§ **Set problem**: Please give the listing again in its entirety, exactly as written.

§ **Collected data**:
start
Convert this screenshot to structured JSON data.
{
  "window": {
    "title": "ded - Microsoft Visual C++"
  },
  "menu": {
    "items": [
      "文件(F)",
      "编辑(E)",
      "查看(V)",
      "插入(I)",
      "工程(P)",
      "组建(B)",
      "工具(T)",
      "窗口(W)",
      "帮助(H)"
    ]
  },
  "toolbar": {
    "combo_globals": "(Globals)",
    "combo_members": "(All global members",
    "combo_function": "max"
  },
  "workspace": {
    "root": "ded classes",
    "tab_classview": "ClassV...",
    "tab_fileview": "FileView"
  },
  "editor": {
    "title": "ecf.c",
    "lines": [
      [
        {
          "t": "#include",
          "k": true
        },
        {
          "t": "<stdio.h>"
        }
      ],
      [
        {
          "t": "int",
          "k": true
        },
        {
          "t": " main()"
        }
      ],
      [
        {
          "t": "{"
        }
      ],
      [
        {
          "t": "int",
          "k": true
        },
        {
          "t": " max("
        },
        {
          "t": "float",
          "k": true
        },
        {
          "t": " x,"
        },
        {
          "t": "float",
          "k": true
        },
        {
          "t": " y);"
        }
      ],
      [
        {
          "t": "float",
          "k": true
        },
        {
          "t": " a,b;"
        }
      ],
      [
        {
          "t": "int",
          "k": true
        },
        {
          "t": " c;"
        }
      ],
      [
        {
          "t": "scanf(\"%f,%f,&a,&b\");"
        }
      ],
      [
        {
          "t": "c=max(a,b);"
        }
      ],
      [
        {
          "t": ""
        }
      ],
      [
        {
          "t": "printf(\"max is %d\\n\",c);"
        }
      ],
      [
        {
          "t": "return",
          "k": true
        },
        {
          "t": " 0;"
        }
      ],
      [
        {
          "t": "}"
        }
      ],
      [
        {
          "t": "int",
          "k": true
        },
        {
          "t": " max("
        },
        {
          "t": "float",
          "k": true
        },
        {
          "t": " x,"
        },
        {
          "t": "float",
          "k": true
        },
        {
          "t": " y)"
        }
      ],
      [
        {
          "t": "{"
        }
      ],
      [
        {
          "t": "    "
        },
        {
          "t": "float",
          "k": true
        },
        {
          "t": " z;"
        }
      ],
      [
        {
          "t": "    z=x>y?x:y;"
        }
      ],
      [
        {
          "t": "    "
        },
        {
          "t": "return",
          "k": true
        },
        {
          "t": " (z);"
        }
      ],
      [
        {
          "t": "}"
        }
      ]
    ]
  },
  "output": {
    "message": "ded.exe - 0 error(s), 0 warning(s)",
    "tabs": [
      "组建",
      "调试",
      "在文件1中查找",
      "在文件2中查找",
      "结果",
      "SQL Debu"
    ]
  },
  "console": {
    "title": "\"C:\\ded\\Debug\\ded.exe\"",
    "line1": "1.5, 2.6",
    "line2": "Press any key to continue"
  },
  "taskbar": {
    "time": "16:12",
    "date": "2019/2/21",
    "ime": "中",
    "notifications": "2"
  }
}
end
§ **Reply**:
Convert this screenshot to structured JSON data.
{
  "window": {
    "title": "ded - Microsoft Visual C++"
  },
  "menu": {
    "items": [
      "文件(F)",
      "编辑(E)",
      "查看(V)",
      "插入(I)",
      "工程(P)",
      "组建(B)",
      "工具(T)",
      "窗口(W)",
      "帮助(H)"
    ]
  },
  "toolbar": {
    "combo_globals": "(Globals)",
    "combo_members": "(All global members",
    "combo_function": "max"
  },
  "workspace": {
    "root": "ded classes",
    "tab_classview": "ClassV...",
    "tab_fileview": "FileView"
  },
  "editor": {
    "title": "ecf.c",
    "lines": [
      [
        {
          "t": "#include",
          "k": true
        },
        {
          "t": "<stdio.h>"
        }
      ],
      [
        {
          "t": "int",
          "k": true
        },
        {
          "t": " main()"
        }
      ],
      [
        {
          "t": "{"
        }
      ],
      [
        {
          "t": "int",
          "k": true
        },
        {
          "t": " max("
        },
        {
          "t": "float",
          "k": true
        },
        {
          "t": " x,"
        },
        {
          "t": "float",
          "k": true
        },
        {
          "t": " y);"
        }
      ],
      [
        {
          "t": "float",
          "k": true
        },
        {
          "t": " a,b;"
        }
      ],
      [
        {
          "t": "int",
          "k": true
        },
        {
          "t": " c;"
        }
      ],
      [
        {
          "t": "scanf(\"%f,%f,&a,&b\");"
        }
      ],
      [
        {
          "t": "c=max(a,b);"
        }
      ],
      [
        {
          "t": ""
        }
      ],
      [
        {
          "t": "printf(\"max is %d\\n\",c);"
        }
      ],
      [
        {
          "t": "return",
          "k": true
        },
        {
          "t": " 0;"
        }
      ],
      [
        {
          "t": "}"
        }
      ],
      [
        {
          "t": "int",
          "k": true
        },
        {
          "t": " max("
        },
        {
          "t": "float",
          "k": true
        },
        {
          "t": " x,"
        },
        {
          "t": "float",
          "k": true
        },
        {
          "t": " y)"
        }
      ],
      [
        {
          "t": "{"
        }
      ],
      [
        {
          "t": "    "
        },
        {
          "t": "float",
          "k": true
        },
        {
          "t": " z;"
        }
      ],
      [
        {
          "t": "    z=x>y?x:y;"
        }
      ],
      [
        {
          "t": "    "
        },
        {
          "t": "return",
          "k": true
        },
        {
          "t": " (z);"
        }
      ],
      [
        {
          "t": "}"
        }
      ]
    ]
  },
  "output": {
    "message": "ded.exe - 0 error(s), 0 warning(s)",
    "tabs": [
      "组建",
      "调试",
      "在文件1中查找",
      "在文件2中查找",
      "结果",
      "SQL Debu"
    ]
  },
  "console": {
    "title": "\"C:\\ded\\Debug\\ded.exe\"",
    "line1": "1.5, 2.6",
    "line2": "Press any key to continue"
  },
  "taskbar": {
    "time": "16:12",
    "date": "2019/2/21",
    "ime": "中",
    "notifications": "2"
  }
}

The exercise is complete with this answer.